What you have to do
Every line that includes the word "RedMPC" is to be listed.

Records for this task
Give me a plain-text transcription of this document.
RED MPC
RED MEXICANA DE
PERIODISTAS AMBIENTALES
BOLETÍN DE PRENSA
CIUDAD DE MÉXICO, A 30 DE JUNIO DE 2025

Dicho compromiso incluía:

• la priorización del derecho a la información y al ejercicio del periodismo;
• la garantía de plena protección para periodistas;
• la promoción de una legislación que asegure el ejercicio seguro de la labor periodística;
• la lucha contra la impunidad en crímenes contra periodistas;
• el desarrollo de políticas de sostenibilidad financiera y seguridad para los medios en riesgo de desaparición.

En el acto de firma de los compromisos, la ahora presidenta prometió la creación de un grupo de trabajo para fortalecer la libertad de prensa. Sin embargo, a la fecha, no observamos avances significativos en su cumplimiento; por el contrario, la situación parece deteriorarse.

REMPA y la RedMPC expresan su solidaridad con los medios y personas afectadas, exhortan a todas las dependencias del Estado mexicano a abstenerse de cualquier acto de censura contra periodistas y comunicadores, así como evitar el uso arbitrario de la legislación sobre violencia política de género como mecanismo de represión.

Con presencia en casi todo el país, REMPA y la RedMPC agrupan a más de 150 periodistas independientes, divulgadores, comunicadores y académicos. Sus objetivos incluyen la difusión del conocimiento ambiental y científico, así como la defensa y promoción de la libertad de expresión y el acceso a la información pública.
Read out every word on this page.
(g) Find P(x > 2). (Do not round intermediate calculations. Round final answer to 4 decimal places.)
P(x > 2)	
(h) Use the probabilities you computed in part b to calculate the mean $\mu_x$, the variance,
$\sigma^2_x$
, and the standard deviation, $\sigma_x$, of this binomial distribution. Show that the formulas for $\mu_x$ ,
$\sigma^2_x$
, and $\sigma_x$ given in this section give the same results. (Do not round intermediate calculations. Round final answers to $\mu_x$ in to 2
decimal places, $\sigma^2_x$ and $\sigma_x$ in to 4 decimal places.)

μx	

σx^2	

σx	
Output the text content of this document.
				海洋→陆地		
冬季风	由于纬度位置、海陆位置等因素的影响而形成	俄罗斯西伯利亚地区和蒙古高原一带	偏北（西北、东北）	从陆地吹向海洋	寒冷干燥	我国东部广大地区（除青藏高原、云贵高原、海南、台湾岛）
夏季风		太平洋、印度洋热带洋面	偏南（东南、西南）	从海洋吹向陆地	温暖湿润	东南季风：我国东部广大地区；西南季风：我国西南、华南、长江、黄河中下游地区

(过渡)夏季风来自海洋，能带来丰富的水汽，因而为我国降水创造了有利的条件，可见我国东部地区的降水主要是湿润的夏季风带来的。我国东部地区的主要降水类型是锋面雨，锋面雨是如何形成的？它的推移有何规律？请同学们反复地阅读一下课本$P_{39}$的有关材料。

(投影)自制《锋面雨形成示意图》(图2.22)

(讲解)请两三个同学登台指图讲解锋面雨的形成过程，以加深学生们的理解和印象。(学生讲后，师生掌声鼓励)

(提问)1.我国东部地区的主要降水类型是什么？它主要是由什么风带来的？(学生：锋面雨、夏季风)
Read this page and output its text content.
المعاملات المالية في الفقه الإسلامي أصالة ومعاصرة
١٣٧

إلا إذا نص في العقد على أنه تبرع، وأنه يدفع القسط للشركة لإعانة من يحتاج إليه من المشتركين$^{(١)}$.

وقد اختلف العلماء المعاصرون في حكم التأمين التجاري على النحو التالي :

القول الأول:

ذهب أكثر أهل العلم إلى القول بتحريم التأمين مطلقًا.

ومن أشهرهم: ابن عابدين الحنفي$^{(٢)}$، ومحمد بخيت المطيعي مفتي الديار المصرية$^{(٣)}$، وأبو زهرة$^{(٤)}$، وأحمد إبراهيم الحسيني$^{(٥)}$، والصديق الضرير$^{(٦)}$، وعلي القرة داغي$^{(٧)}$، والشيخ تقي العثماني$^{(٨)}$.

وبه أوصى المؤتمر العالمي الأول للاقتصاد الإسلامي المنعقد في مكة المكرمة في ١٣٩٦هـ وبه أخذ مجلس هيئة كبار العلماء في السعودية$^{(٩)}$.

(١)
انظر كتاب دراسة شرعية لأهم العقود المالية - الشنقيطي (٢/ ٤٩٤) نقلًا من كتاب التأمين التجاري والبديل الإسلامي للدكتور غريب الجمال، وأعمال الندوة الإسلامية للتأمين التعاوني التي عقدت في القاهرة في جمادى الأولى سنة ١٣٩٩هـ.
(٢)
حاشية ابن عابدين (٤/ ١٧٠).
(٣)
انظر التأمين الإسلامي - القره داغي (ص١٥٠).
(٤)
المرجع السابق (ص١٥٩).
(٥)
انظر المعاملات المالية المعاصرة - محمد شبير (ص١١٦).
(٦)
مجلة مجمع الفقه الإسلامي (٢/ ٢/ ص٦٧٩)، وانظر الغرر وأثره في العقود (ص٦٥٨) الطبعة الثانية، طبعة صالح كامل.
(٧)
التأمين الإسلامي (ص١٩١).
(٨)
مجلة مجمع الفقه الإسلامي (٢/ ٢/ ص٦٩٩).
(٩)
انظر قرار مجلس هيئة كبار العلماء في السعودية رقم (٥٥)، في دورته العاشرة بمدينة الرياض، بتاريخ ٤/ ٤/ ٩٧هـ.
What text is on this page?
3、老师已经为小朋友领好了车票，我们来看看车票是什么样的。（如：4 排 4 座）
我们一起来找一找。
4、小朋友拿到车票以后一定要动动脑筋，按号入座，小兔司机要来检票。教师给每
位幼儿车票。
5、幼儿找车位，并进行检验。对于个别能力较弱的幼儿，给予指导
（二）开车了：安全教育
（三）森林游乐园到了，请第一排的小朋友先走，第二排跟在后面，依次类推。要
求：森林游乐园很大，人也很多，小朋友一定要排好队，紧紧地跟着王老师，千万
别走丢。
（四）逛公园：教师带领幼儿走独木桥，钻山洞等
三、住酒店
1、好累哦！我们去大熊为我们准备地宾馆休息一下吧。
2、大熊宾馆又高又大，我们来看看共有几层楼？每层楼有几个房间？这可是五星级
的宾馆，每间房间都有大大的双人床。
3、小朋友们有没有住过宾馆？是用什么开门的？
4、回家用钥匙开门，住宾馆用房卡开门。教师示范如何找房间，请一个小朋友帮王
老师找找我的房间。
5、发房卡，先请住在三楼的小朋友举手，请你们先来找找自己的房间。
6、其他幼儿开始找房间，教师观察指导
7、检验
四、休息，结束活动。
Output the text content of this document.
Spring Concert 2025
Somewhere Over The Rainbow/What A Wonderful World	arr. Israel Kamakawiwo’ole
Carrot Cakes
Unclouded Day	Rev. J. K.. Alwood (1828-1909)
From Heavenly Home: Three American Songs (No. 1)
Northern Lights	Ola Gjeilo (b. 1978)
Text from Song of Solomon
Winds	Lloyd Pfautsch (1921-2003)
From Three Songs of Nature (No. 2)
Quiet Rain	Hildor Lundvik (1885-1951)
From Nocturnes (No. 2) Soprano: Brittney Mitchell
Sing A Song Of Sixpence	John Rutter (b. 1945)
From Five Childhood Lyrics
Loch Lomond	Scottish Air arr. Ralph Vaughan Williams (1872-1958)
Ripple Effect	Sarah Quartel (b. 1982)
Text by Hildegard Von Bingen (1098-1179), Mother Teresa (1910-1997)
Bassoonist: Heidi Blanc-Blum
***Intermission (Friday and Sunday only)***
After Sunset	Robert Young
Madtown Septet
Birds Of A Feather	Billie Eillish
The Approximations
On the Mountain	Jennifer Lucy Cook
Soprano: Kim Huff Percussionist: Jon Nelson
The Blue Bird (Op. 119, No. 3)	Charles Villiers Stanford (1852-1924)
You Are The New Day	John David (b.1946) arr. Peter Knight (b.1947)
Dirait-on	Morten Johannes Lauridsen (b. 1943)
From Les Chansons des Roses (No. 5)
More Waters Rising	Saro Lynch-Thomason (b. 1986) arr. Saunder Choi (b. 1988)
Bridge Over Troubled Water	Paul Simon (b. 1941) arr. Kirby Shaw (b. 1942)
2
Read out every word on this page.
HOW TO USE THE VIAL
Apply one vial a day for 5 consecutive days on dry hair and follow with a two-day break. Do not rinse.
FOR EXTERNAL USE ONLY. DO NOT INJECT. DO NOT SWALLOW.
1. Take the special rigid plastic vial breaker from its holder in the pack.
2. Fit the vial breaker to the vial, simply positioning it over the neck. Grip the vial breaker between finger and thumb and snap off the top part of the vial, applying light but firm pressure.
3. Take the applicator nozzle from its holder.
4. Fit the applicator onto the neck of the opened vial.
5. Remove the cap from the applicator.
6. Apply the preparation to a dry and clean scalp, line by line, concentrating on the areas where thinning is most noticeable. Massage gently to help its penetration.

Exercise response
REMPA y la RedMPC expresan su solidaridad con los medios y personas afectadas, exhortan a todas las dependencias del Estado mexicano a abstenerse de cualquier acto de censura contra periodistas y comunicadores, así como evitar el uso arbitrario de la legislación sobre violencia política de género como mecanismo de represión.
Con presencia en casi todo el país, REMPA y la RedMPC agrupan a más de 150 periodistas independientes, divulgadores, comunicadores y académicos. Sus objetivos incluyen la difusión del conocimiento ambiental y científico, así como la defensa y promoción de la libertad de expresión y el acceso a la información pública.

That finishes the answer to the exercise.